• **Material for the task**:
────────

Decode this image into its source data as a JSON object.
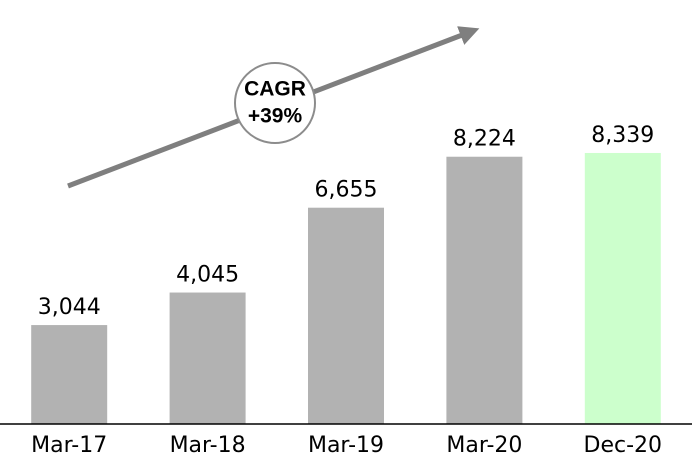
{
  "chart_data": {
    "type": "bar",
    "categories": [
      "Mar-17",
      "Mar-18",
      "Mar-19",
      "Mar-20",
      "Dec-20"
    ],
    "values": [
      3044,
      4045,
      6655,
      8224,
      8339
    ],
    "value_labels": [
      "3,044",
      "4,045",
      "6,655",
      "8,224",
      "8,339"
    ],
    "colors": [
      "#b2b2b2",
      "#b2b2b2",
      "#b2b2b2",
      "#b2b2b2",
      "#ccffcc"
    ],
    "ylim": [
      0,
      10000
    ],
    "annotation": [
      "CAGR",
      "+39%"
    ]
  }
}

────────

• **Work to be completed**: Print out the whole of the material word for word, without pictures.

• **Expected answer**:
Decode this image into its source data as a JSON object.
{
  "chart_data": {
    "type": "bar",
    "categories": [
      "Mar-17",
      "Mar-18",
      "Mar-19",
      "Mar-20",
      "Dec-20"
    ],
    "values": [
      3044,
      4045,
      6655,
      8224,
      8339
    ],
    "value_labels": [
      "3,044",
      "4,045",
      "6,655",
      "8,224",
      "8,339"
    ],
    "colors": [
      "#b2b2b2",
      "#b2b2b2",
      "#b2b2b2",
      "#b2b2b2",
      "#ccffcc"
    ],
    "ylim": [
      0,
      10000
    ],
    "annotation": [
      "CAGR",
      "+39%"
    ]
  }
}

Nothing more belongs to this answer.